**Requirements**
Reproduce each line from the records that holds "sued".

[Data records]
* * *

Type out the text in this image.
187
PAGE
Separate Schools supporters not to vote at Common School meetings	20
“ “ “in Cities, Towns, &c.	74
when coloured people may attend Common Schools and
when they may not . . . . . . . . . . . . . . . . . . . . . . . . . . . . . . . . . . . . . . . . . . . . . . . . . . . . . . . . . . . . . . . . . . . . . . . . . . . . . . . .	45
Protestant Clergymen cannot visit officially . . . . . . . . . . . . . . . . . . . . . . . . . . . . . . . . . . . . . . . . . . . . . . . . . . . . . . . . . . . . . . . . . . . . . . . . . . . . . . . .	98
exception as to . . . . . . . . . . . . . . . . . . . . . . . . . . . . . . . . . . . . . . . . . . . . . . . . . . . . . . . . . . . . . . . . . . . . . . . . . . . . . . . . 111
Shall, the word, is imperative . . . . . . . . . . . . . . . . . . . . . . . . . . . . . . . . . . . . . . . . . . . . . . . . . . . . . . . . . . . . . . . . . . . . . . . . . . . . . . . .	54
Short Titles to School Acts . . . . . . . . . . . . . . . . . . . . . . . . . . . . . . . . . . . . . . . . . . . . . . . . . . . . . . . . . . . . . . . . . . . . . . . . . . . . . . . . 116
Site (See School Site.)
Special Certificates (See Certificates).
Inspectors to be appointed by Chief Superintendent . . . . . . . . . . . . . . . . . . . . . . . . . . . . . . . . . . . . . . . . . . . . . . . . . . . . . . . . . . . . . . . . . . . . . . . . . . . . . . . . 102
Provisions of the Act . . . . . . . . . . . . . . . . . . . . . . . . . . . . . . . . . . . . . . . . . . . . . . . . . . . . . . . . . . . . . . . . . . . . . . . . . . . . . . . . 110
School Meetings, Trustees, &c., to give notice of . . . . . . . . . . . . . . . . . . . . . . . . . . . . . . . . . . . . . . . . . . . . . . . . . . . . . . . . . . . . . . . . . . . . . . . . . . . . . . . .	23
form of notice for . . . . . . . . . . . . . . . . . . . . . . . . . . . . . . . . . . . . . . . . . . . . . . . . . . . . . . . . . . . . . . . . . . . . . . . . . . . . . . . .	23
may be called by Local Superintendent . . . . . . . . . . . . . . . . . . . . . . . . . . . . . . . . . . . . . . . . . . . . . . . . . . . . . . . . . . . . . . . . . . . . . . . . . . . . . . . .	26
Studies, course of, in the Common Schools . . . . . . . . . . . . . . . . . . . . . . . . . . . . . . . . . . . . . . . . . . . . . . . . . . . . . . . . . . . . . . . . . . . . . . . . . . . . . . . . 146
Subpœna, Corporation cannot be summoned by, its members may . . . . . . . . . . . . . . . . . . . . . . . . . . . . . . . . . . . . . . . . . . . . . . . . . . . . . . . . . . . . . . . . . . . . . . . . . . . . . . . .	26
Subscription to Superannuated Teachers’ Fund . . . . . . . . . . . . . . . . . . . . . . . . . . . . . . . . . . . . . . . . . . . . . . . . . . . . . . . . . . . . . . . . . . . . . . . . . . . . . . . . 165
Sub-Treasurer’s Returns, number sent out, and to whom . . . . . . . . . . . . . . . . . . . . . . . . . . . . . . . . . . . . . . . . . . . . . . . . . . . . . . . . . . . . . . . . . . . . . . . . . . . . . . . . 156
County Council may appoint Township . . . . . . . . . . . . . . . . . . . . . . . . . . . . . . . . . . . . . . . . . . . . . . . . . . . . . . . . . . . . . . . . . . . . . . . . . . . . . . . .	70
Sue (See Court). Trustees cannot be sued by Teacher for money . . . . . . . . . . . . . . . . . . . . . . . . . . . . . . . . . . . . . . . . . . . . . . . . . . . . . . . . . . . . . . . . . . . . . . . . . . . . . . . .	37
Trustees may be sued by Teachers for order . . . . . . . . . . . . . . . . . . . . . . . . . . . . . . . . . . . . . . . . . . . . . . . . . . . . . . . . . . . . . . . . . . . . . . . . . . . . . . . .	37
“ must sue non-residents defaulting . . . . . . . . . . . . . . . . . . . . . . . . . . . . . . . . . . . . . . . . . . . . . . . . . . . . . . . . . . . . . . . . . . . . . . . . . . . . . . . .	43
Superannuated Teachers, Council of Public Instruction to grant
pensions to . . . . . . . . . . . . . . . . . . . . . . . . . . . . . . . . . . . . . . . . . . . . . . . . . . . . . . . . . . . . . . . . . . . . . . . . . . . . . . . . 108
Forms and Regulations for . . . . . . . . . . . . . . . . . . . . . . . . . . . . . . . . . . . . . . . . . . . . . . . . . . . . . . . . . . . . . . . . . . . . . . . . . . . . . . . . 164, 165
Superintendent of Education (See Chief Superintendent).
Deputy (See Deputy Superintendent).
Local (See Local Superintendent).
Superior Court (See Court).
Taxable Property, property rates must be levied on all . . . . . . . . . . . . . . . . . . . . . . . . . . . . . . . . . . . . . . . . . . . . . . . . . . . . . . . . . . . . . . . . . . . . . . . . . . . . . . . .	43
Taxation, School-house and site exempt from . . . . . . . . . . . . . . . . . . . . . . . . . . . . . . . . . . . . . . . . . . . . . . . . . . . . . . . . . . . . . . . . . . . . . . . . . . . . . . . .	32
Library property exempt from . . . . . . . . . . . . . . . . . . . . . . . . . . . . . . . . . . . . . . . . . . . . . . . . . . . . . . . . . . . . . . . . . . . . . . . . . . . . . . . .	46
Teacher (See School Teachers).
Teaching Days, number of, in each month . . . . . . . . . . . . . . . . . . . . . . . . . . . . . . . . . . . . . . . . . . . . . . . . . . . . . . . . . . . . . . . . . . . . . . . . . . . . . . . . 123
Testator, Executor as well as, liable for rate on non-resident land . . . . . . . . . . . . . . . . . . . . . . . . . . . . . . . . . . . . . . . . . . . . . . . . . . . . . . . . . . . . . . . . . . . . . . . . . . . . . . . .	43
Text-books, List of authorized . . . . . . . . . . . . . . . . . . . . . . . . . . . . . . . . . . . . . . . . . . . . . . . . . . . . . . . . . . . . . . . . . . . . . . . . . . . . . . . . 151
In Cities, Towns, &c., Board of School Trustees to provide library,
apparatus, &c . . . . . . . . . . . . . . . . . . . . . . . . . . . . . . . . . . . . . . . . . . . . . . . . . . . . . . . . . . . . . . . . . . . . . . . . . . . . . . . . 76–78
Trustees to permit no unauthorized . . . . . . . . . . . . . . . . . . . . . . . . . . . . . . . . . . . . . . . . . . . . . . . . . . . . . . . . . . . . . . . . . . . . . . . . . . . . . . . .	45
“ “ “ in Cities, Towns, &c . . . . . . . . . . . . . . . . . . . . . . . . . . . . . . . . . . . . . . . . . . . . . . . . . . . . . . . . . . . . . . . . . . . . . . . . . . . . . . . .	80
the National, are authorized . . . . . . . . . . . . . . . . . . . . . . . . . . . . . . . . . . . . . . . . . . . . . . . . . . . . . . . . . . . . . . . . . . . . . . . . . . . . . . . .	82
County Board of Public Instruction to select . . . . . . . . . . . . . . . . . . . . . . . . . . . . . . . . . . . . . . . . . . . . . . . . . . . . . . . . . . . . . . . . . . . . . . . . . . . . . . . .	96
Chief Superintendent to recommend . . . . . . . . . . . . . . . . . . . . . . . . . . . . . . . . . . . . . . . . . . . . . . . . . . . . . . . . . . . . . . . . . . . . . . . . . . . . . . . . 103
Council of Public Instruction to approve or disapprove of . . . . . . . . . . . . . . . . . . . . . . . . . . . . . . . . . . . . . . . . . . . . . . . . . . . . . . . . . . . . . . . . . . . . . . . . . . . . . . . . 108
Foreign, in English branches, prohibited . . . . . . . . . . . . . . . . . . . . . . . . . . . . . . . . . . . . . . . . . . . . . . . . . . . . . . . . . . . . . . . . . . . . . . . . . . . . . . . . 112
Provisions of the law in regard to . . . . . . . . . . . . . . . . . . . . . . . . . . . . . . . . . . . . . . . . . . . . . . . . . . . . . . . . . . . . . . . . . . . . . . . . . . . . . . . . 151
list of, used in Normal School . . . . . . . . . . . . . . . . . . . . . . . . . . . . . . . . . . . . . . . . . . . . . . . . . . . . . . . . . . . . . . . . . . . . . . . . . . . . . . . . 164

* * *

**Exercise answer**
Sue (See Court). Trustees cannot be sued by Teacher for money . . . . . . . . . . . . . . . . . . . . . . . . . . . . . . . . . . . . . . . . . . . . . . . . . . . . . . . . . . . . . . . . . . . . . . . . . . . . . . . .	37
Trustees may be sued by Teachers for order . . . . . . . . . . . . . . . . . . . . . . . . . . . . . . . . . . . . . . . . . . . . . . . . . . . . . . . . . . . . . . . . . . . . . . . . . . . . . . . .	37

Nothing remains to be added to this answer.